■ TASK TO COMPLETE ■
From the entries below, extract every line that includes the word "escala".

(Records from a data source)

···

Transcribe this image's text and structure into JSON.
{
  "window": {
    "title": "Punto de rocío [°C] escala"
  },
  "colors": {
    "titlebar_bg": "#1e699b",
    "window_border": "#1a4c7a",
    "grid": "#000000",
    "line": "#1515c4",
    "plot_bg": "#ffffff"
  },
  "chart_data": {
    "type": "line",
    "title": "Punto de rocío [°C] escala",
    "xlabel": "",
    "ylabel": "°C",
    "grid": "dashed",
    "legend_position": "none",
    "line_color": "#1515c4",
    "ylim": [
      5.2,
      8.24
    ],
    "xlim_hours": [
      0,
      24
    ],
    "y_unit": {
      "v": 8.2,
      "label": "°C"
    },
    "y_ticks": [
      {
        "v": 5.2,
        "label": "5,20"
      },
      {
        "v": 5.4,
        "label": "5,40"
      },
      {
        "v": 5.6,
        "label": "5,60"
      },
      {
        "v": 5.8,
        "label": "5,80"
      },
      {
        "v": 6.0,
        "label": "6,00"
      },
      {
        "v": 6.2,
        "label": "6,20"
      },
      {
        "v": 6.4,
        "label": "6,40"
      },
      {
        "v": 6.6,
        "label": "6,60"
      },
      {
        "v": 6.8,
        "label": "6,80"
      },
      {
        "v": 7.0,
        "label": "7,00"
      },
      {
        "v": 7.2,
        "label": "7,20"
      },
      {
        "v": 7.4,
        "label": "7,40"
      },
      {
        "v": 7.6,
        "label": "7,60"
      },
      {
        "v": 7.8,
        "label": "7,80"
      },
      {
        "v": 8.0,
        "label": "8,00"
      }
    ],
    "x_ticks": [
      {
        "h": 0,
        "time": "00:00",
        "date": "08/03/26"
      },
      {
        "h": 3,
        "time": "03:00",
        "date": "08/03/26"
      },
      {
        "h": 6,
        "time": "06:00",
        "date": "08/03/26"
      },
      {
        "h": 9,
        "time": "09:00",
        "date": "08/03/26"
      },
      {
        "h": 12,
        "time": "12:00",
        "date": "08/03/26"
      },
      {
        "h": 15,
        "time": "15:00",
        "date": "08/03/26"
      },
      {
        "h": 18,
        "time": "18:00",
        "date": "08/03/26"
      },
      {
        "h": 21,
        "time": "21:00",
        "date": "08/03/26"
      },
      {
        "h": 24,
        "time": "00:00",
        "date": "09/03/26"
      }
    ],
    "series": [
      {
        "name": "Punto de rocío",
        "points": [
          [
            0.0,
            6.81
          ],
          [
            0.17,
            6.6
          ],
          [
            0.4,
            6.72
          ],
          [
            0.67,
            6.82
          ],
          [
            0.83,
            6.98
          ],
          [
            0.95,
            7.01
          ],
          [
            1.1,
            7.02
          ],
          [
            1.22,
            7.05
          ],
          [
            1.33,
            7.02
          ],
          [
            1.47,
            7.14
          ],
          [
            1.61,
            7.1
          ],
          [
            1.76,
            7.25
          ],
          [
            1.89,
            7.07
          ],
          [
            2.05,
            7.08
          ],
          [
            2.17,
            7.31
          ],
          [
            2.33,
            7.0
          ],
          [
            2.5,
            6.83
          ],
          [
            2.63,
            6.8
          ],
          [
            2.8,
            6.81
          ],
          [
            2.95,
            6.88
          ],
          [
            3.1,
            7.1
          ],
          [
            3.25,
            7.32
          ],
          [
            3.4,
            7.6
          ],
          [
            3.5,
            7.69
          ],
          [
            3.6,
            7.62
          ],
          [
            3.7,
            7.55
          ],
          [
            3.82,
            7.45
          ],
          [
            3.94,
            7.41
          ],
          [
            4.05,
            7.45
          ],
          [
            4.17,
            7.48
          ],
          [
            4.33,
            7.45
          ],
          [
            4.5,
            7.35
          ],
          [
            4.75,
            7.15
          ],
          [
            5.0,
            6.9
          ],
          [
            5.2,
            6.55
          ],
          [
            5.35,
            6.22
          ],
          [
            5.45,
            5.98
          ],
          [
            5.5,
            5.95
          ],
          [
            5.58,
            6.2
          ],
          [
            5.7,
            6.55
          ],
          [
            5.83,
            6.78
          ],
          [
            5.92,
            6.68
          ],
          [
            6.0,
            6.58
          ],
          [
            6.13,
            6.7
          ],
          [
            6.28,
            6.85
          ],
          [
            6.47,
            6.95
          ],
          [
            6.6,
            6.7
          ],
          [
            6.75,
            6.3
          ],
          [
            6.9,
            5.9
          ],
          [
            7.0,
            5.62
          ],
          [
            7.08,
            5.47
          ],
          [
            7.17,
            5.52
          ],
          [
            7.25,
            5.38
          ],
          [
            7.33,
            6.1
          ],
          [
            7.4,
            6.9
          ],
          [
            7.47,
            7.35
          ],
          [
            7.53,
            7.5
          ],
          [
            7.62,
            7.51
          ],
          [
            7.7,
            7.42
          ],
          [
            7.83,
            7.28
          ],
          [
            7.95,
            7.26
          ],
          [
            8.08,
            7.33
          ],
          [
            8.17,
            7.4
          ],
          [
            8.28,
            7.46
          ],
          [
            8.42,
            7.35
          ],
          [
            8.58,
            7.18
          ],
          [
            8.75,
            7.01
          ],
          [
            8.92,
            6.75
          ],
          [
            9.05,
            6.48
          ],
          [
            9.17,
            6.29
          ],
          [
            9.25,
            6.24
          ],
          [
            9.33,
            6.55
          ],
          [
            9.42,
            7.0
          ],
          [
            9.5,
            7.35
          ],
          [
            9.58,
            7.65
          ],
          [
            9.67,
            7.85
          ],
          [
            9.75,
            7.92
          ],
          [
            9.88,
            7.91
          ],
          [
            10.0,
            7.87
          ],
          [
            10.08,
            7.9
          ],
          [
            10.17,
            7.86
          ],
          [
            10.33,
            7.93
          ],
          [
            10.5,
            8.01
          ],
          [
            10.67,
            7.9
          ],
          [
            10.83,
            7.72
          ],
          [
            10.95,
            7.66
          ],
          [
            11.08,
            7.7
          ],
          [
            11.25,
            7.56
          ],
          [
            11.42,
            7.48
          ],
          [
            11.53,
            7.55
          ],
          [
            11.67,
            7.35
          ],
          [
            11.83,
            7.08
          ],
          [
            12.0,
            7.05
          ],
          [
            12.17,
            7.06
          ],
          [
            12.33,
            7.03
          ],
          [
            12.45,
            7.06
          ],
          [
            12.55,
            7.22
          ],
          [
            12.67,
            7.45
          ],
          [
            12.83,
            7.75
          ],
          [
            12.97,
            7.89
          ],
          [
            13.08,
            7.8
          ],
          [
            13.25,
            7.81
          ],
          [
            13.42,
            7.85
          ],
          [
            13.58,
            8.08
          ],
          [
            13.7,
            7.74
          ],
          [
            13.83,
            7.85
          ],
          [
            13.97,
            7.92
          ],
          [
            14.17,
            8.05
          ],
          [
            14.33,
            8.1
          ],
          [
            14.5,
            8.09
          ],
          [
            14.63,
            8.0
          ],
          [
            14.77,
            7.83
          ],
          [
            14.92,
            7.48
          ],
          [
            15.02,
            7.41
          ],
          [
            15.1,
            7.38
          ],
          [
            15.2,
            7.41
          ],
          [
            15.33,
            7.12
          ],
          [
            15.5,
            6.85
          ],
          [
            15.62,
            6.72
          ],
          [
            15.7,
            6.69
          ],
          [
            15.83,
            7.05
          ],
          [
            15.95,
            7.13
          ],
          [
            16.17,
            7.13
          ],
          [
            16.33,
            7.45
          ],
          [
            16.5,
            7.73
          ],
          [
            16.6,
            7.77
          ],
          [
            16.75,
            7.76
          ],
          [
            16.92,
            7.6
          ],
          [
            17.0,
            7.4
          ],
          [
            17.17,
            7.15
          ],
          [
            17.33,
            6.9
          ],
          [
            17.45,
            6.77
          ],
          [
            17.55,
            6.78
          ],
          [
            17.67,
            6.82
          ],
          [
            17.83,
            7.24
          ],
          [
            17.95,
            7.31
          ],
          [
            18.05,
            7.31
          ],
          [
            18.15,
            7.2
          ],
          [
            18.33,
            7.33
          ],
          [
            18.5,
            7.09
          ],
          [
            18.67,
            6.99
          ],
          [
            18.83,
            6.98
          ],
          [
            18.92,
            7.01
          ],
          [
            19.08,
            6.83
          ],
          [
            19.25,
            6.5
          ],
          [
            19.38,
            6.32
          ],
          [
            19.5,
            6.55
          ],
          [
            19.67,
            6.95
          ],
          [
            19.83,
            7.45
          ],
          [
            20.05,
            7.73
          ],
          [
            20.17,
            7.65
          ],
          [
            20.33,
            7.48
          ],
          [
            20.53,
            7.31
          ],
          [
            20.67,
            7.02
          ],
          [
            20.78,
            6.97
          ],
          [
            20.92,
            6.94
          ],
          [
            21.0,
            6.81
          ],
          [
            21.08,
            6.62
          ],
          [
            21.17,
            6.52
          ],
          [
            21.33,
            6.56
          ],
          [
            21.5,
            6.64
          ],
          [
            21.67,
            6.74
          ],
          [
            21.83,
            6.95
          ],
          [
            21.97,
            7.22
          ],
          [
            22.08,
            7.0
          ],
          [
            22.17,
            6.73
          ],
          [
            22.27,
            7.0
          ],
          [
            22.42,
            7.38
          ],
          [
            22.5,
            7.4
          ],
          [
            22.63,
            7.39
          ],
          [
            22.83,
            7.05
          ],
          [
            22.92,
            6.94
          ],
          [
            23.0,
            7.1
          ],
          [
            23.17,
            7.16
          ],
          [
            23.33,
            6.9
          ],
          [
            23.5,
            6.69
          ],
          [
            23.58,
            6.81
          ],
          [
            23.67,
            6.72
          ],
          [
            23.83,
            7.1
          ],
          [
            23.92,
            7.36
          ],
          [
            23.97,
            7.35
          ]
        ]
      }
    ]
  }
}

···

■ RESPONSE TO THIS EXERCISE ■
    "title": "Punto de rocío [°C] escala"
    "title": "Punto de rocío [°C] escala",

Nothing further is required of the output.